_Instructions to follow_. In your copy, leave out the pictures and repeat the entries below exactly.

_Entries shown_.

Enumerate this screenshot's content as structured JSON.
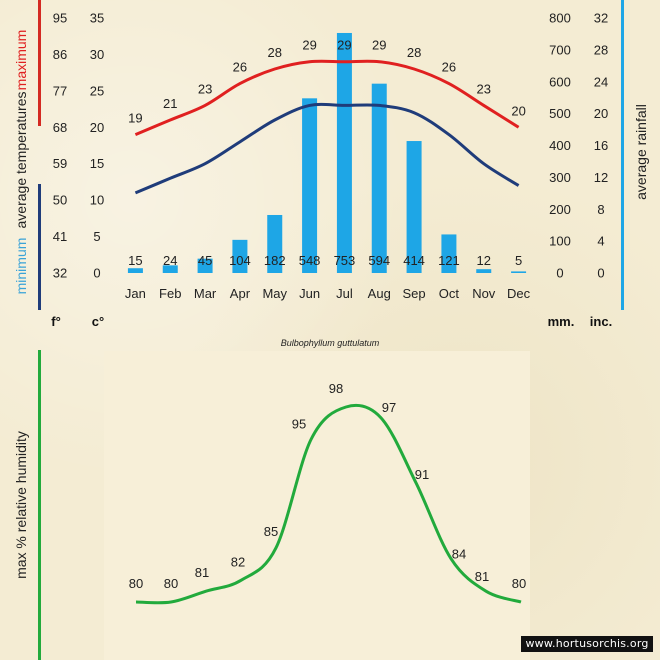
{
  "colors": {
    "max_line": "#e02020",
    "min_line": "#1f3c7a",
    "rain_bar": "#1ea6e6",
    "humidity_line": "#22aa3c",
    "max_bar": "#d42a22",
    "min_bar": "#1f3c7a",
    "rain_axis_bar": "#1ea6e6",
    "humidity_bar": "#22aa3c"
  },
  "labels": {
    "maximum": "maximum",
    "average_temperatures": "average  temperatures",
    "minimum": "minimum",
    "average_rainfall": "average rainfall",
    "humidity_title": "max  %  relative humidity",
    "unit_f": "f°",
    "unit_c": "c°",
    "unit_mm": "mm.",
    "unit_inc": "inc.",
    "species": "Bulbophyllum guttulatum",
    "watermark": "www.hortusorchis.org"
  },
  "axes": {
    "fahrenheit_ticks": [
      "95",
      "86",
      "77",
      "68",
      "59",
      "50",
      "41",
      "32"
    ],
    "celsius_ticks": [
      "35",
      "30",
      "25",
      "20",
      "15",
      "10",
      "5",
      "0"
    ],
    "mm_ticks": [
      "800",
      "700",
      "600",
      "500",
      "400",
      "300",
      "200",
      "100",
      "0"
    ],
    "inch_ticks": [
      "32",
      "28",
      "24",
      "20",
      "16",
      "12",
      "8",
      "4",
      "0"
    ]
  },
  "chart_data": [
    {
      "type": "bar",
      "categories": [
        "Jan",
        "Feb",
        "Mar",
        "Apr",
        "May",
        "Jun",
        "Jul",
        "Aug",
        "Sep",
        "Oct",
        "Nov",
        "Dec"
      ],
      "series": [
        {
          "name": "maximum",
          "type": "line",
          "values": [
            19,
            21,
            23,
            26,
            28,
            29,
            29,
            29,
            28,
            26,
            23,
            20
          ]
        },
        {
          "name": "minimum",
          "type": "line",
          "values": [
            11,
            13,
            15,
            18,
            21,
            23,
            23,
            23,
            22,
            19,
            15,
            12
          ]
        },
        {
          "name": "average rainfall",
          "type": "bar",
          "values": [
            15,
            24,
            45,
            104,
            182,
            548,
            753,
            594,
            414,
            121,
            12,
            5
          ]
        }
      ],
      "ylim_temp_c": [
        0,
        35
      ],
      "ylim_temp_f": [
        32,
        95
      ],
      "ylim_rain_mm": [
        0,
        800
      ],
      "ylim_rain_inch": [
        0,
        32
      ],
      "grid": false
    },
    {
      "type": "line",
      "series": [
        {
          "name": "max  %  relative humidity",
          "values": [
            80,
            80,
            81,
            82,
            85,
            95,
            98,
            97,
            91,
            84,
            81,
            80
          ]
        }
      ]
    }
  ]
}
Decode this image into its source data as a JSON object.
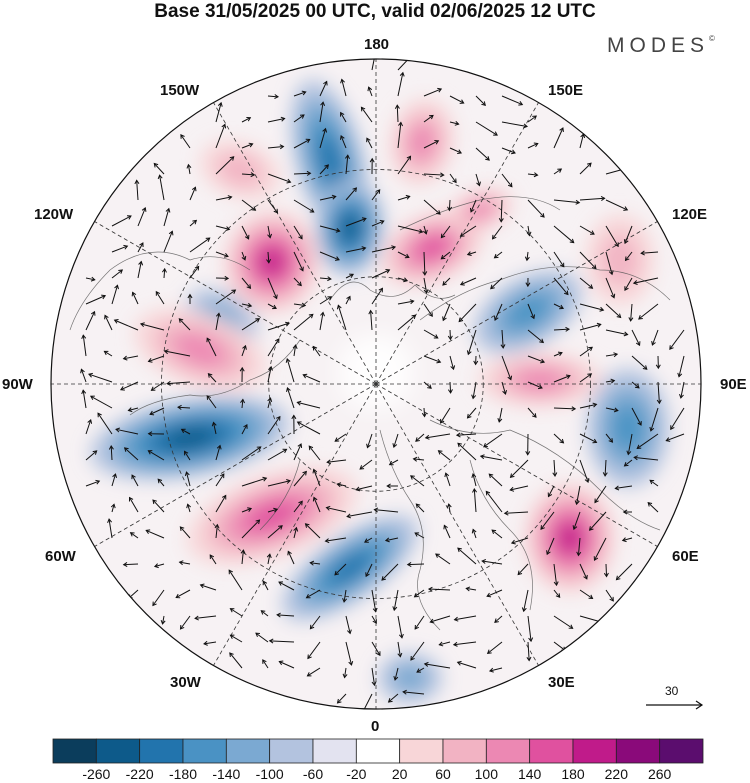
{
  "title": "Base 31/05/2025 00 UTC, valid 02/06/2025 12 UTC",
  "brand": "MODES",
  "brand_mark": "©",
  "longitude_labels": {
    "l180": "180",
    "l150e": "150E",
    "l120e": "120E",
    "l90e": "90E",
    "l60e": "60E",
    "l30e": "30E",
    "l0": "0",
    "l30w": "30W",
    "l60w": "60W",
    "l90w": "90W",
    "l120w": "120W",
    "l150w": "150W"
  },
  "reference_vector": {
    "label": "30"
  },
  "colorbar": {
    "labels": [
      "-260",
      "-220",
      "-180",
      "-140",
      "-100",
      "-60",
      "-20",
      "20",
      "60",
      "100",
      "140",
      "180",
      "220",
      "260"
    ],
    "colors": [
      "#0b3d5c",
      "#0d5a8a",
      "#2274ad",
      "#4a92c4",
      "#7ba9d2",
      "#b3c3df",
      "#e3e3f0",
      "#ffffff",
      "#f8d6d8",
      "#f2b3c3",
      "#ec88b3",
      "#e0519f",
      "#c01b8a",
      "#8a0a7a",
      "#5b0d6e"
    ]
  },
  "anomaly_centers": [
    {
      "sign": "negative",
      "level": 3
    },
    {
      "sign": "negative",
      "level": 4
    },
    {
      "sign": "negative",
      "level": 4
    },
    {
      "sign": "negative",
      "level": 2
    },
    {
      "sign": "negative",
      "level": 3
    },
    {
      "sign": "negative",
      "level": 2
    },
    {
      "sign": "negative",
      "level": 1
    },
    {
      "sign": "negative",
      "level": 1
    },
    {
      "sign": "positive",
      "level": 4
    },
    {
      "sign": "positive",
      "level": 3
    },
    {
      "sign": "positive",
      "level": 2
    },
    {
      "sign": "positive",
      "level": 2
    },
    {
      "sign": "positive",
      "level": 3
    },
    {
      "sign": "positive",
      "level": 4
    },
    {
      "sign": "positive",
      "level": 2
    },
    {
      "sign": "positive",
      "level": 2
    },
    {
      "sign": "positive",
      "level": 1
    },
    {
      "sign": "positive",
      "level": 1
    }
  ]
}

_Task solution_.
Enumerate this screenshot's content as structured JSON.
{
  "colors": {
    "max_line": "#e02020",
    "min_line": "#1f3c7a",
    "rain_bar": "#1ea6e6",
    "humidity_line": "#22aa3c",
    "max_bar": "#d42a22",
    "min_bar": "#1f3c7a",
    "rain_axis_bar": "#1ea6e6",
    "humidity_bar": "#22aa3c"
  },
  "labels": {
    "maximum": "maximum",
    "average_temperatures": "average  temperatures",
    "minimum": "minimum",
    "average_rainfall": "average rainfall",
    "humidity_title": "max  %  relative humidity",
    "unit_f": "f°",
    "unit_c": "c°",
    "unit_mm": "mm.",
    "unit_inc": "inc.",
    "species": "Bulbophyllum guttulatum",
    "watermark": "www.hortusorchis.org"
  },
  "axes": {
    "fahrenheit_ticks": [
      "95",
      "86",
      "77",
      "68",
      "59",
      "50",
      "41",
      "32"
    ],
    "celsius_ticks": [
      "35",
      "30",
      "25",
      "20",
      "15",
      "10",
      "5",
      "0"
    ],
    "mm_ticks": [
      "800",
      "700",
      "600",
      "500",
      "400",
      "300",
      "200",
      "100",
      "0"
    ],
    "inch_ticks": [
      "32",
      "28",
      "24",
      "20",
      "16",
      "12",
      "8",
      "4",
      "0"
    ]
  },
  "chart_data": [
    {
      "type": "bar",
      "categories": [
        "Jan",
        "Feb",
        "Mar",
        "Apr",
        "May",
        "Jun",
        "Jul",
        "Aug",
        "Sep",
        "Oct",
        "Nov",
        "Dec"
      ],
      "series": [
        {
          "name": "maximum",
          "type": "line",
          "values": [
            19,
            21,
            23,
            26,
            28,
            29,
            29,
            29,
            28,
            26,
            23,
            20
          ]
        },
        {
          "name": "minimum",
          "type": "line",
          "values": [
            11,
            13,
            15,
            18,
            21,
            23,
            23,
            23,
            22,
            19,
            15,
            12
          ]
        },
        {
          "name": "average rainfall",
          "type": "bar",
          "values": [
            15,
            24,
            45,
            104,
            182,
            548,
            753,
            594,
            414,
            121,
            12,
            5
          ]
        }
      ],
      "ylim_temp_c": [
        0,
        35
      ],
      "ylim_temp_f": [
        32,
        95
      ],
      "ylim_rain_mm": [
        0,
        800
      ],
      "ylim_rain_inch": [
        0,
        32
      ],
      "grid": false
    },
    {
      "type": "line",
      "series": [
        {
          "name": "max  %  relative humidity",
          "values": [
            80,
            80,
            81,
            82,
            85,
            95,
            98,
            97,
            91,
            84,
            81,
            80
          ]
        }
      ]
    }
  ]
}
Decode this image into its source data as a JSON object.
{
  "title": "Base 31/05/2025 00 UTC, valid 02/06/2025 12 UTC",
  "brand": "MODES",
  "brand_mark": "©",
  "longitude_labels": {
    "l180": "180",
    "l150e": "150E",
    "l120e": "120E",
    "l90e": "90E",
    "l60e": "60E",
    "l30e": "30E",
    "l0": "0",
    "l30w": "30W",
    "l60w": "60W",
    "l90w": "90W",
    "l120w": "120W",
    "l150w": "150W"
  },
  "reference_vector": {
    "label": "30"
  },
  "colorbar": {
    "labels": [
      "-260",
      "-220",
      "-180",
      "-140",
      "-100",
      "-60",
      "-20",
      "20",
      "60",
      "100",
      "140",
      "180",
      "220",
      "260"
    ],
    "colors": [
      "#0b3d5c",
      "#0d5a8a",
      "#2274ad",
      "#4a92c4",
      "#7ba9d2",
      "#b3c3df",
      "#e3e3f0",
      "#ffffff",
      "#f8d6d8",
      "#f2b3c3",
      "#ec88b3",
      "#e0519f",
      "#c01b8a",
      "#8a0a7a",
      "#5b0d6e"
    ]
  },
  "anomaly_centers": [
    {
      "sign": "negative",
      "level": 3
    },
    {
      "sign": "negative",
      "level": 4
    },
    {
      "sign": "negative",
      "level": 4
    },
    {
      "sign": "negative",
      "level": 2
    },
    {
      "sign": "negative",
      "level": 3
    },
    {
      "sign": "negative",
      "level": 2
    },
    {
      "sign": "negative",
      "level": 1
    },
    {
      "sign": "negative",
      "level": 1
    },
    {
      "sign": "positive",
      "level": 4
    },
    {
      "sign": "positive",
      "level": 3
    },
    {
      "sign": "positive",
      "level": 2
    },
    {
      "sign": "positive",
      "level": 2
    },
    {
      "sign": "positive",
      "level": 3
    },
    {
      "sign": "positive",
      "level": 4
    },
    {
      "sign": "positive",
      "level": 2
    },
    {
      "sign": "positive",
      "level": 2
    },
    {
      "sign": "positive",
      "level": 1
    },
    {
      "sign": "positive",
      "level": 1
    }
  ]
}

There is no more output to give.